→ PAGE:
He was originally jailed in 1999 for publishing a book, "The Red Eminence" that exposed the role of his country's leaders in a string of murders of prominent liberal intellectuals. While in prison, he has written two manifestos on how ordinary Iranians can oust their rulers and build a true republic through civil disobedience directed against the authoritarian clerics that have infantilized a great and proud nation by professing to rule over the souls of its people. He is also an organizer of the movement to overturn the Islamic Republic's flawed constitution that vests so much unchecked power in the hands of an unelected guardian council and the supreme leader.

So when Mr. Ganji publishes a letter addressed to "free peoples everywhere," savvy persons take note. Mr. Ganji has earned the honor of being listened to. He writes that he has lost more than 40 pounds and that his jailors keep him largely in solitary confinement and deny him time to walk outdoors. "Today my broken face is the true face of the system in the Islamic Republic of Iran," Mr. Ganji writes. "I am now the symbol of justice. The justice that, if viewed correctly, puts on display the full extent of the oppression of the rulers of the Islamic Republic."
I just hope that the people of Iran who want a more democratic government will get the much needed moral, political and economic support from the US and find a way to establish a democratic foothold or even a regime change thus removing the mullah's hob-nailed boots off their backs.

→ INFORMATION SHOWN:
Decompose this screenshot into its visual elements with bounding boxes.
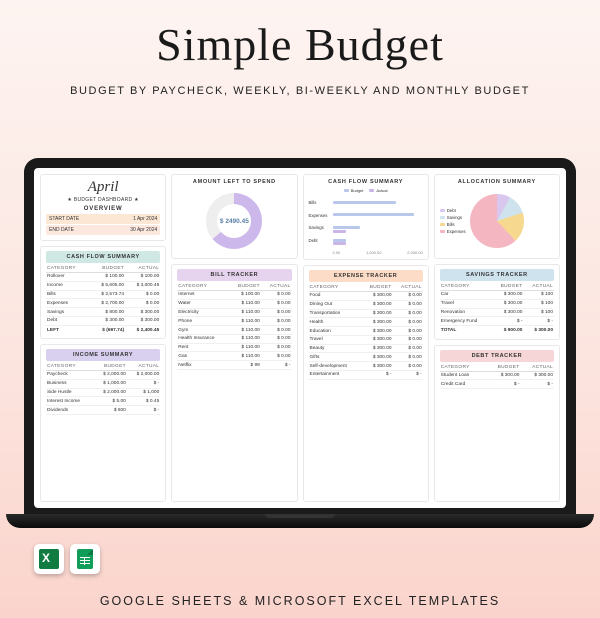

→ YOUR OBJECTIVE: Write out the passage above about Mr. Ganji's imprisonment and letter in full, word for word.

→ ANSWER IN FULL:
He was originally jailed in 1999 for publishing a book, "The Red Eminence" that exposed the role of his country's leaders in a string of murders of prominent liberal intellectuals. While in prison, he has written two manifestos on how ordinary Iranians can oust their rulers and build a true republic through civil disobedience directed against the authoritarian clerics that have infantilized a great and proud nation by professing to rule over the souls of its people. He is also an organizer of the movement to overturn the Islamic Republic's flawed constitution that vests so much unchecked power in the hands of an unelected guardian council and the supreme leader.

So when Mr. Ganji publishes a letter addressed to "free peoples everywhere," savvy persons take note. Mr. Ganji has earned the honor of being listened to. He writes that he has lost more than 40 pounds and that his jailors keep him largely in solitary confinement and deny him time to walk outdoors. "Today my broken face is the true face of the system in the Islamic Republic of Iran," Mr. Ganji writes. "I am now the symbol of justice. The justice that, if viewed correctly, puts on display the full extent of the oppression of the rulers of the Islamic Republic."
I just hope that the people of Iran who want a more democratic government will get the much needed moral, political and economic support from the US and find a way to establish a democratic foothold or even a regime change thus removing the mullah's hob-nailed boots off their backs.